Record list
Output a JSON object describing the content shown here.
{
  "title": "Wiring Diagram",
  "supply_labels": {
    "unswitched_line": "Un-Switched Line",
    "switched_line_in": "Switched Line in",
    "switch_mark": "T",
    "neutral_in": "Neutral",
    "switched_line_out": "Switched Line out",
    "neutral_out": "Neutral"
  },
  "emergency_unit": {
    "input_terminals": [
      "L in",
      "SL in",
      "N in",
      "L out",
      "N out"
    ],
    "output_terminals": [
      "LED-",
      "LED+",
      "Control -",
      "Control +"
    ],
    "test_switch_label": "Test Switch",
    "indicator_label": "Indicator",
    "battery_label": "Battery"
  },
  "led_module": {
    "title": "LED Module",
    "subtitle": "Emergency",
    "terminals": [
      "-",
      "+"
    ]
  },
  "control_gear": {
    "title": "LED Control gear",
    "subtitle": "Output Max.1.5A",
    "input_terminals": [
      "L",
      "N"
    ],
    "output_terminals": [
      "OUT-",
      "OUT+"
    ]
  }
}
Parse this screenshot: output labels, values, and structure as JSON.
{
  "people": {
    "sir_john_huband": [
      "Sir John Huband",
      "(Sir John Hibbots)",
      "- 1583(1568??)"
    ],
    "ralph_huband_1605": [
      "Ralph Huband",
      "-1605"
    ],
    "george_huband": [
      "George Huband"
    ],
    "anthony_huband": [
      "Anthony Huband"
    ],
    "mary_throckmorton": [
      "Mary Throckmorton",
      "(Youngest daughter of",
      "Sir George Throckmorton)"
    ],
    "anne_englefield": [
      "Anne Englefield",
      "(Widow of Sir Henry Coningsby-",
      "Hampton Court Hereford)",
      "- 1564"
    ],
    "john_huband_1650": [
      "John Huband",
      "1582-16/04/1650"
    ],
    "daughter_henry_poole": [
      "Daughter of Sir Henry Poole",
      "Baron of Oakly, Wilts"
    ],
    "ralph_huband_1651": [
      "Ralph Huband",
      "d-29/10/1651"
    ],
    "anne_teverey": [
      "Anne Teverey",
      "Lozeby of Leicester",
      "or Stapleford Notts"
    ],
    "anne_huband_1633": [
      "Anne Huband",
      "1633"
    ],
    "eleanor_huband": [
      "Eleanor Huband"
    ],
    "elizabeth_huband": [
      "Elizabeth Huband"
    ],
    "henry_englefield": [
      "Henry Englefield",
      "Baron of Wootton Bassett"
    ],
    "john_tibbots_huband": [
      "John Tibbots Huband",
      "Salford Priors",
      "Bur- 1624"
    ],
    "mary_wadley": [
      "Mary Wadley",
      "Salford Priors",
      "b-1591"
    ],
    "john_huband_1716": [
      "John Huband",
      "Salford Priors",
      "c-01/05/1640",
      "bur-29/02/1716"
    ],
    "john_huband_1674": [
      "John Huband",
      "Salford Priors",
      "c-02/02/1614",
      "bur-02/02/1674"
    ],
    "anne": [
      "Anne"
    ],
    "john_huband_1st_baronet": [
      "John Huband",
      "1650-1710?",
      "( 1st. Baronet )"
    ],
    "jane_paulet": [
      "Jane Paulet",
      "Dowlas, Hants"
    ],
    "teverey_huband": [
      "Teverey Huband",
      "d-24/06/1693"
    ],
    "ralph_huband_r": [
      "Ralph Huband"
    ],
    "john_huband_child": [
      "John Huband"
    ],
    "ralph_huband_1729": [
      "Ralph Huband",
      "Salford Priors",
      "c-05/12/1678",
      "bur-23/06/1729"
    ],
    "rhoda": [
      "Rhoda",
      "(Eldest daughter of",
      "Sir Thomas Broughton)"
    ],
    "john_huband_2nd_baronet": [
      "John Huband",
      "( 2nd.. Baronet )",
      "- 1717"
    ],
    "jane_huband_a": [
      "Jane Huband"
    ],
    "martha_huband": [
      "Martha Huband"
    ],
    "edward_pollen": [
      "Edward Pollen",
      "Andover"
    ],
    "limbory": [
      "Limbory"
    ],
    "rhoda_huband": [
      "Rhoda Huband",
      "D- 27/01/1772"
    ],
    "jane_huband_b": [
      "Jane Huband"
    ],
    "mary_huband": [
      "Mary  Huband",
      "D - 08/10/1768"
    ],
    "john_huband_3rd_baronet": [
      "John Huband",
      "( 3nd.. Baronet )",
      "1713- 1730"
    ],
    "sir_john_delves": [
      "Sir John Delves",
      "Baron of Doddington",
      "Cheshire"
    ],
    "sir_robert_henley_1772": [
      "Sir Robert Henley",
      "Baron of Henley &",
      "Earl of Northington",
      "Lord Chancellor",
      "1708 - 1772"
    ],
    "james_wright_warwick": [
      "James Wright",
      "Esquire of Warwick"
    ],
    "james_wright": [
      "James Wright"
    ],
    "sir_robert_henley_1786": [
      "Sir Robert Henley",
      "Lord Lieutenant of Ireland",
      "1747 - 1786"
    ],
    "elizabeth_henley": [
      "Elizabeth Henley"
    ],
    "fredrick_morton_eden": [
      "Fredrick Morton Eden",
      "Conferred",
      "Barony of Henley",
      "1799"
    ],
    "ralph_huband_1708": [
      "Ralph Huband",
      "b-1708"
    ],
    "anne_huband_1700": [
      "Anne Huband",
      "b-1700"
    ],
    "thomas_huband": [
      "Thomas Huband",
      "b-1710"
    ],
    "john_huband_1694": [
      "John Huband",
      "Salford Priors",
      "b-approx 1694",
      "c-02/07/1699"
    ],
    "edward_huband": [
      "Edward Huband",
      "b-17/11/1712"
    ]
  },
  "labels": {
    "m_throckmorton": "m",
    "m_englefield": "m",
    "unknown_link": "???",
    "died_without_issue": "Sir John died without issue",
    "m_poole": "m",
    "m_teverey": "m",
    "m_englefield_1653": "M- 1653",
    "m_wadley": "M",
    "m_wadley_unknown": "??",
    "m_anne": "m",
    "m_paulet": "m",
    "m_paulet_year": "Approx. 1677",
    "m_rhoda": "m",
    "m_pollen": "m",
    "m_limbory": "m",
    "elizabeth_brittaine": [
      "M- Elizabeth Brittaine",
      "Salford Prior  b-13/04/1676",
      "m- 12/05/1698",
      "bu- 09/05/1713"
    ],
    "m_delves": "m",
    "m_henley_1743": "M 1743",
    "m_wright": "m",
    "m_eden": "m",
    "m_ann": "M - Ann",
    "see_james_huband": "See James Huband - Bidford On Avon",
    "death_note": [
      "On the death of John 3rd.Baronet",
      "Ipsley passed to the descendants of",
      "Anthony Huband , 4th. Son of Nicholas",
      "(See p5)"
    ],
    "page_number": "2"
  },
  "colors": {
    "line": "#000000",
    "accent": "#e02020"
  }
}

Aim of the exercise
Go through the listing and print each line exactly as it appears.

Result below
Output a JSON object describing the content shown here.
{
  "title": "Wiring Diagram",
  "supply_labels": {
    "unswitched_line": "Un-Switched Line",
    "switched_line_in": "Switched Line in",
    "switch_mark": "T",
    "neutral_in": "Neutral",
    "switched_line_out": "Switched Line out",
    "neutral_out": "Neutral"
  },
  "emergency_unit": {
    "input_terminals": [
      "L in",
      "SL in",
      "N in",
      "L out",
      "N out"
    ],
    "output_terminals": [
      "LED-",
      "LED+",
      "Control -",
      "Control +"
    ],
    "test_switch_label": "Test Switch",
    "indicator_label": "Indicator",
    "battery_label": "Battery"
  },
  "led_module": {
    "title": "LED Module",
    "subtitle": "Emergency",
    "terminals": [
      "-",
      "+"
    ]
  },
  "control_gear": {
    "title": "LED Control gear",
    "subtitle": "Output Max.1.5A",
    "input_terminals": [
      "L",
      "N"
    ],
    "output_terminals": [
      "OUT-",
      "OUT+"
    ]
  }
}
Parse this screenshot: output labels, values, and structure as JSON.
{
  "people": {
    "sir_john_huband": [
      "Sir John Huband",
      "(Sir John Hibbots)",
      "- 1583(1568??)"
    ],
    "ralph_huband_1605": [
      "Ralph Huband",
      "-1605"
    ],
    "george_huband": [
      "George Huband"
    ],
    "anthony_huband": [
      "Anthony Huband"
    ],
    "mary_throckmorton": [
      "Mary Throckmorton",
      "(Youngest daughter of",
      "Sir George Throckmorton)"
    ],
    "anne_englefield": [
      "Anne Englefield",
      "(Widow of Sir Henry Coningsby-",
      "Hampton Court Hereford)",
      "- 1564"
    ],
    "john_huband_1650": [
      "John Huband",
      "1582-16/04/1650"
    ],
    "daughter_henry_poole": [
      "Daughter of Sir Henry Poole",
      "Baron of Oakly, Wilts"
    ],
    "ralph_huband_1651": [
      "Ralph Huband",
      "d-29/10/1651"
    ],
    "anne_teverey": [
      "Anne Teverey",
      "Lozeby of Leicester",
      "or Stapleford Notts"
    ],
    "anne_huband_1633": [
      "Anne Huband",
      "1633"
    ],
    "eleanor_huband": [
      "Eleanor Huband"
    ],
    "elizabeth_huband": [
      "Elizabeth Huband"
    ],
    "henry_englefield": [
      "Henry Englefield",
      "Baron of Wootton Bassett"
    ],
    "john_tibbots_huband": [
      "John Tibbots Huband",
      "Salford Priors",
      "Bur- 1624"
    ],
    "mary_wadley": [
      "Mary Wadley",
      "Salford Priors",
      "b-1591"
    ],
    "john_huband_1716": [
      "John Huband",
      "Salford Priors",
      "c-01/05/1640",
      "bur-29/02/1716"
    ],
    "john_huband_1674": [
      "John Huband",
      "Salford Priors",
      "c-02/02/1614",
      "bur-02/02/1674"
    ],
    "anne": [
      "Anne"
    ],
    "john_huband_1st_baronet": [
      "John Huband",
      "1650-1710?",
      "( 1st. Baronet )"
    ],
    "jane_paulet": [
      "Jane Paulet",
      "Dowlas, Hants"
    ],
    "teverey_huband": [
      "Teverey Huband",
      "d-24/06/1693"
    ],
    "ralph_huband_r": [
      "Ralph Huband"
    ],
    "john_huband_child": [
      "John Huband"
    ],
    "ralph_huband_1729": [
      "Ralph Huband",
      "Salford Priors",
      "c-05/12/1678",
      "bur-23/06/1729"
    ],
    "rhoda": [
      "Rhoda",
      "(Eldest daughter of",
      "Sir Thomas Broughton)"
    ],
    "john_huband_2nd_baronet": [
      "John Huband",
      "( 2nd.. Baronet )",
      "- 1717"
    ],
    "jane_huband_a": [
      "Jane Huband"
    ],
    "martha_huband": [
      "Martha Huband"
    ],
    "edward_pollen": [
      "Edward Pollen",
      "Andover"
    ],
    "limbory": [
      "Limbory"
    ],
    "rhoda_huband": [
      "Rhoda Huband",
      "D- 27/01/1772"
    ],
    "jane_huband_b": [
      "Jane Huband"
    ],
    "mary_huband": [
      "Mary  Huband",
      "D - 08/10/1768"
    ],
    "john_huband_3rd_baronet": [
      "John Huband",
      "( 3nd.. Baronet )",
      "1713- 1730"
    ],
    "sir_john_delves": [
      "Sir John Delves",
      "Baron of Doddington",
      "Cheshire"
    ],
    "sir_robert_henley_1772": [
      "Sir Robert Henley",
      "Baron of Henley &",
      "Earl of Northington",
      "Lord Chancellor",
      "1708 - 1772"
    ],
    "james_wright_warwick": [
      "James Wright",
      "Esquire of Warwick"
    ],
    "james_wright": [
      "James Wright"
    ],
    "sir_robert_henley_1786": [
      "Sir Robert Henley",
      "Lord Lieutenant of Ireland",
      "1747 - 1786"
    ],
    "elizabeth_henley": [
      "Elizabeth Henley"
    ],
    "fredrick_morton_eden": [
      "Fredrick Morton Eden",
      "Conferred",
      "Barony of Henley",
      "1799"
    ],
    "ralph_huband_1708": [
      "Ralph Huband",
      "b-1708"
    ],
    "anne_huband_1700": [
      "Anne Huband",
      "b-1700"
    ],
    "thomas_huband": [
      "Thomas Huband",
      "b-1710"
    ],
    "john_huband_1694": [
      "John Huband",
      "Salford Priors",
      "b-approx 1694",
      "c-02/07/1699"
    ],
    "edward_huband": [
      "Edward Huband",
      "b-17/11/1712"
    ]
  },
  "labels": {
    "m_throckmorton": "m",
    "m_englefield": "m",
    "unknown_link": "???",
    "died_without_issue": "Sir John died without issue",
    "m_poole": "m",
    "m_teverey": "m",
    "m_englefield_1653": "M- 1653",
    "m_wadley": "M",
    "m_wadley_unknown": "??",
    "m_anne": "m",
    "m_paulet": "m",
    "m_paulet_year": "Approx. 1677",
    "m_rhoda": "m",
    "m_pollen": "m",
    "m_limbory": "m",
    "elizabeth_brittaine": [
      "M- Elizabeth Brittaine",
      "Salford Prior  b-13/04/1676",
      "m- 12/05/1698",
      "bu- 09/05/1713"
    ],
    "m_delves": "m",
    "m_henley_1743": "M 1743",
    "m_wright": "m",
    "m_eden": "m",
    "m_ann": "M - Ann",
    "see_james_huband": "See James Huband - Bidford On Avon",
    "death_note": [
      "On the death of John 3rd.Baronet",
      "Ipsley passed to the descendants of",
      "Anthony Huband , 4th. Son of Nicholas",
      "(See p5)"
    ],
    "page_number": "2"
  },
  "colors": {
    "line": "#000000",
    "accent": "#e02020"
  }
}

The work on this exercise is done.